Begin Extracted entries

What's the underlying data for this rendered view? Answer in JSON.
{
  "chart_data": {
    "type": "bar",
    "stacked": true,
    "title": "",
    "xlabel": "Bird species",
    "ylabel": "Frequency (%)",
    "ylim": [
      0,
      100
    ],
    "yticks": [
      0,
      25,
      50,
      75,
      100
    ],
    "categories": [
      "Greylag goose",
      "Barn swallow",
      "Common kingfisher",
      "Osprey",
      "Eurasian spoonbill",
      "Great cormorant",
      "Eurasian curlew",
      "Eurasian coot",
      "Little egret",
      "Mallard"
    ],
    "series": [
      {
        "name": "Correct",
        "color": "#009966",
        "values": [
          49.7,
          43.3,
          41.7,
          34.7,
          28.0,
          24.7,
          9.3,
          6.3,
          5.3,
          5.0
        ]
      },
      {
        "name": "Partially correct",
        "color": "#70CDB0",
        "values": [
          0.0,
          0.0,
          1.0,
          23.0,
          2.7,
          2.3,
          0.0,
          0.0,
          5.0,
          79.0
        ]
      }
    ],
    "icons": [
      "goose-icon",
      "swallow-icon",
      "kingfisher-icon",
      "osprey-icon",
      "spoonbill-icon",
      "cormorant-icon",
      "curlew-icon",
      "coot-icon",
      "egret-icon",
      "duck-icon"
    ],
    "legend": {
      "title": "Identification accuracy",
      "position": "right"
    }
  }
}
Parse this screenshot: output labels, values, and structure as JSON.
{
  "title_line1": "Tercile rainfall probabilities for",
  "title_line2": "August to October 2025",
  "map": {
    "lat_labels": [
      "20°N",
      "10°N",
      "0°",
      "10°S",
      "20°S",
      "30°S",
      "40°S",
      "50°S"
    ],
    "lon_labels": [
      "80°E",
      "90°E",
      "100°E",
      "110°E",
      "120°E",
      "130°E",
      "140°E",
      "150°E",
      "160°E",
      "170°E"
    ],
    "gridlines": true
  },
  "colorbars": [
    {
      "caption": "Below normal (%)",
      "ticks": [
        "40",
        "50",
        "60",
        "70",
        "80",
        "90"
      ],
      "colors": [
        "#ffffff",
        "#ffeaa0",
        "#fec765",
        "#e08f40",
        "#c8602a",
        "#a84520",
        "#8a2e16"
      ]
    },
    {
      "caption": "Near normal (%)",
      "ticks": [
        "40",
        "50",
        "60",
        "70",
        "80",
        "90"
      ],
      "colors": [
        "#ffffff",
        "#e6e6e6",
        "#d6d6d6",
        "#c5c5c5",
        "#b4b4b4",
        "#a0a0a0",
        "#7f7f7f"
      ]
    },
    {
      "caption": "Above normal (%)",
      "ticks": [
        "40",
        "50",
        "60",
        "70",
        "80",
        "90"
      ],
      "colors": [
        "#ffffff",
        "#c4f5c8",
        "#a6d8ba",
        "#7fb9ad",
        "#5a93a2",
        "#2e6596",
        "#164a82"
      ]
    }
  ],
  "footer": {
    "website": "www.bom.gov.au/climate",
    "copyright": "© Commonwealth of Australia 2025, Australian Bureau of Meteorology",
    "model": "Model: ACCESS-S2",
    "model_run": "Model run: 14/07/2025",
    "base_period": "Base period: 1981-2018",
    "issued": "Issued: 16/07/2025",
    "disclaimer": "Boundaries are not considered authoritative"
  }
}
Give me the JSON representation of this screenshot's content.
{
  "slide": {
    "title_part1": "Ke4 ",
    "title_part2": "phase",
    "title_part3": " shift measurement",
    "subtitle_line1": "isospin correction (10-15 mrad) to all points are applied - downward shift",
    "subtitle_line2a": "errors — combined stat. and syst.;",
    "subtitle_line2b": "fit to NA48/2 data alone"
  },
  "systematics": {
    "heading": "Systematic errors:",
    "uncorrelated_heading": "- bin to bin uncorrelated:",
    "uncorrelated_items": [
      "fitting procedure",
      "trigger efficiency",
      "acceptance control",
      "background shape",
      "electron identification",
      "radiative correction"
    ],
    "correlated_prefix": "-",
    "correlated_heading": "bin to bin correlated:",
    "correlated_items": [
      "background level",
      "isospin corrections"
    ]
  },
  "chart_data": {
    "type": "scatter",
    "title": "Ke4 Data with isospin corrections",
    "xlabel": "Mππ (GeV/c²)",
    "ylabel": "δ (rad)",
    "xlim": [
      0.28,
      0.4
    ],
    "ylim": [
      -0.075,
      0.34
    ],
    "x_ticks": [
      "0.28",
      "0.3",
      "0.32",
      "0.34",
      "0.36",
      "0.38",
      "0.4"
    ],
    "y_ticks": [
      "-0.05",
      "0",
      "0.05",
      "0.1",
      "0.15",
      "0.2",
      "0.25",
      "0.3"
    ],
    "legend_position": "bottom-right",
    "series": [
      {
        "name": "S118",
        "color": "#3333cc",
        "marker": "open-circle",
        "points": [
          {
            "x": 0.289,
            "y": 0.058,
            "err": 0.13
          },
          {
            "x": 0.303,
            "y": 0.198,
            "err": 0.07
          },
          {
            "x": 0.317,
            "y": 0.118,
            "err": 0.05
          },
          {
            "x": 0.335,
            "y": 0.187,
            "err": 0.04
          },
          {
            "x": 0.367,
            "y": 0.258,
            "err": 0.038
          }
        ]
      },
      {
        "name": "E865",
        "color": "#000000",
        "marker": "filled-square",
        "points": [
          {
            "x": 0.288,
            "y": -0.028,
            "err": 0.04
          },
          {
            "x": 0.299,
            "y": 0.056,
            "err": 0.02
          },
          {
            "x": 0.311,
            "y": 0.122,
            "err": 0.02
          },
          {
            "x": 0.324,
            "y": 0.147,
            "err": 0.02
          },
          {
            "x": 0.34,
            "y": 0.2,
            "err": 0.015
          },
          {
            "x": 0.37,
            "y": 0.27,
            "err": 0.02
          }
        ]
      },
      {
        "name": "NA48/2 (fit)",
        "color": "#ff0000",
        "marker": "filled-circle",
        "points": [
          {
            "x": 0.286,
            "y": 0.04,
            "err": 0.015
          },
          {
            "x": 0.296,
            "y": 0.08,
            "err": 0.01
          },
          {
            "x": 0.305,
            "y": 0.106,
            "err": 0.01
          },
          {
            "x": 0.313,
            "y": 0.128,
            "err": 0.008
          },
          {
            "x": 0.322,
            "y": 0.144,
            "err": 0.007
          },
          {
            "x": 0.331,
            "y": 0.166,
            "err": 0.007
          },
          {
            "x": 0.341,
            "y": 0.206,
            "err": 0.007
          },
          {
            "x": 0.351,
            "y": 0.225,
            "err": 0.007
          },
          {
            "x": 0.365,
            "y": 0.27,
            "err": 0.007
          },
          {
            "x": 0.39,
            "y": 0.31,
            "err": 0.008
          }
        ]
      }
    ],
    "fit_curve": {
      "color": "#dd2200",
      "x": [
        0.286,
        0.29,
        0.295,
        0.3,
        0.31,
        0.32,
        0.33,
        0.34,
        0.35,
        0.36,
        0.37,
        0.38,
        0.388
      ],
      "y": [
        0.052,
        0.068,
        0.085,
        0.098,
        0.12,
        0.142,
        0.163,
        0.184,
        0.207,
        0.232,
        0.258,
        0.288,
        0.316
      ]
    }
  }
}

End Extracted entries

_Set task_.
Repeat the data above exactly.

_Response to this exercise_.
What's the underlying data for this rendered view? Answer in JSON.
{
  "chart_data": {
    "type": "bar",
    "stacked": true,
    "title": "",
    "xlabel": "Bird species",
    "ylabel": "Frequency (%)",
    "ylim": [
      0,
      100
    ],
    "yticks": [
      0,
      25,
      50,
      75,
      100
    ],
    "categories": [
      "Greylag goose",
      "Barn swallow",
      "Common kingfisher",
      "Osprey",
      "Eurasian spoonbill",
      "Great cormorant",
      "Eurasian curlew",
      "Eurasian coot",
      "Little egret",
      "Mallard"
    ],
    "series": [
      {
        "name": "Correct",
        "color": "#009966",
        "values": [
          49.7,
          43.3,
          41.7,
          34.7,
          28.0,
          24.7,
          9.3,
          6.3,
          5.3,
          5.0
        ]
      },
      {
        "name": "Partially correct",
        "color": "#70CDB0",
        "values": [
          0.0,
          0.0,
          1.0,
          23.0,
          2.7,
          2.3,
          0.0,
          0.0,
          5.0,
          79.0
        ]
      }
    ],
    "icons": [
      "goose-icon",
      "swallow-icon",
      "kingfisher-icon",
      "osprey-icon",
      "spoonbill-icon",
      "cormorant-icon",
      "curlew-icon",
      "coot-icon",
      "egret-icon",
      "duck-icon"
    ],
    "legend": {
      "title": "Identification accuracy",
      "position": "right"
    }
  }
}
Parse this screenshot: output labels, values, and structure as JSON.
{
  "title_line1": "Tercile rainfall probabilities for",
  "title_line2": "August to October 2025",
  "map": {
    "lat_labels": [
      "20°N",
      "10°N",
      "0°",
      "10°S",
      "20°S",
      "30°S",
      "40°S",
      "50°S"
    ],
    "lon_labels": [
      "80°E",
      "90°E",
      "100°E",
      "110°E",
      "120°E",
      "130°E",
      "140°E",
      "150°E",
      "160°E",
      "170°E"
    ],
    "gridlines": true
  },
  "colorbars": [
    {
      "caption": "Below normal (%)",
      "ticks": [
        "40",
        "50",
        "60",
        "70",
        "80",
        "90"
      ],
      "colors": [
        "#ffffff",
        "#ffeaa0",
        "#fec765",
        "#e08f40",
        "#c8602a",
        "#a84520",
        "#8a2e16"
      ]
    },
    {
      "caption": "Near normal (%)",
      "ticks": [
        "40",
        "50",
        "60",
        "70",
        "80",
        "90"
      ],
      "colors": [
        "#ffffff",
        "#e6e6e6",
        "#d6d6d6",
        "#c5c5c5",
        "#b4b4b4",
        "#a0a0a0",
        "#7f7f7f"
      ]
    },
    {
      "caption": "Above normal (%)",
      "ticks": [
        "40",
        "50",
        "60",
        "70",
        "80",
        "90"
      ],
      "colors": [
        "#ffffff",
        "#c4f5c8",
        "#a6d8ba",
        "#7fb9ad",
        "#5a93a2",
        "#2e6596",
        "#164a82"
      ]
    }
  ],
  "footer": {
    "website": "www.bom.gov.au/climate",
    "copyright": "© Commonwealth of Australia 2025, Australian Bureau of Meteorology",
    "model": "Model: ACCESS-S2",
    "model_run": "Model run: 14/07/2025",
    "base_period": "Base period: 1981-2018",
    "issued": "Issued: 16/07/2025",
    "disclaimer": "Boundaries are not considered authoritative"
  }
}
Give me the JSON representation of this screenshot's content.
{
  "slide": {
    "title_part1": "Ke4 ",
    "title_part2": "phase",
    "title_part3": " shift measurement",
    "subtitle_line1": "isospin correction (10-15 mrad) to all points are applied - downward shift",
    "subtitle_line2a": "errors — combined stat. and syst.;",
    "subtitle_line2b": "fit to NA48/2 data alone"
  },
  "systematics": {
    "heading": "Systematic errors:",
    "uncorrelated_heading": "- bin to bin uncorrelated:",
    "uncorrelated_items": [
      "fitting procedure",
      "trigger efficiency",
      "acceptance control",
      "background shape",
      "electron identification",
      "radiative correction"
    ],
    "correlated_prefix": "-",
    "correlated_heading": "bin to bin correlated:",
    "correlated_items": [
      "background level",
      "isospin corrections"
    ]
  },
  "chart_data": {
    "type": "scatter",
    "title": "Ke4 Data with isospin corrections",
    "xlabel": "Mππ (GeV/c²)",
    "ylabel": "δ (rad)",
    "xlim": [
      0.28,
      0.4
    ],
    "ylim": [
      -0.075,
      0.34
    ],
    "x_ticks": [
      "0.28",
      "0.3",
      "0.32",
      "0.34",
      "0.36",
      "0.38",
      "0.4"
    ],
    "y_ticks": [
      "-0.05",
      "0",
      "0.05",
      "0.1",
      "0.15",
      "0.2",
      "0.25",
      "0.3"
    ],
    "legend_position": "bottom-right",
    "series": [
      {
        "name": "S118",
        "color": "#3333cc",
        "marker": "open-circle",
        "points": [
          {
            "x": 0.289,
            "y": 0.058,
            "err": 0.13
          },
          {
            "x": 0.303,
            "y": 0.198,
            "err": 0.07
          },
          {
            "x": 0.317,
            "y": 0.118,
            "err": 0.05
          },
          {
            "x": 0.335,
            "y": 0.187,
            "err": 0.04
          },
          {
            "x": 0.367,
            "y": 0.258,
            "err": 0.038
          }
        ]
      },
      {
        "name": "E865",
        "color": "#000000",
        "marker": "filled-square",
        "points": [
          {
            "x": 0.288,
            "y": -0.028,
            "err": 0.04
          },
          {
            "x": 0.299,
            "y": 0.056,
            "err": 0.02
          },
          {
            "x": 0.311,
            "y": 0.122,
            "err": 0.02
          },
          {
            "x": 0.324,
            "y": 0.147,
            "err": 0.02
          },
          {
            "x": 0.34,
            "y": 0.2,
            "err": 0.015
          },
          {
            "x": 0.37,
            "y": 0.27,
            "err": 0.02
          }
        ]
      },
      {
        "name": "NA48/2 (fit)",
        "color": "#ff0000",
        "marker": "filled-circle",
        "points": [
          {
            "x": 0.286,
            "y": 0.04,
            "err": 0.015
          },
          {
            "x": 0.296,
            "y": 0.08,
            "err": 0.01
          },
          {
            "x": 0.305,
            "y": 0.106,
            "err": 0.01
          },
          {
            "x": 0.313,
            "y": 0.128,
            "err": 0.008
          },
          {
            "x": 0.322,
            "y": 0.144,
            "err": 0.007
          },
          {
            "x": 0.331,
            "y": 0.166,
            "err": 0.007
          },
          {
            "x": 0.341,
            "y": 0.206,
            "err": 0.007
          },
          {
            "x": 0.351,
            "y": 0.225,
            "err": 0.007
          },
          {
            "x": 0.365,
            "y": 0.27,
            "err": 0.007
          },
          {
            "x": 0.39,
            "y": 0.31,
            "err": 0.008
          }
        ]
      }
    ],
    "fit_curve": {
      "color": "#dd2200",
      "x": [
        0.286,
        0.29,
        0.295,
        0.3,
        0.31,
        0.32,
        0.33,
        0.34,
        0.35,
        0.36,
        0.37,
        0.38,
        0.388
      ],
      "y": [
        0.052,
        0.068,
        0.085,
        0.098,
        0.12,
        0.142,
        0.163,
        0.184,
        0.207,
        0.232,
        0.258,
        0.288,
        0.316
      ]
    }
  }
}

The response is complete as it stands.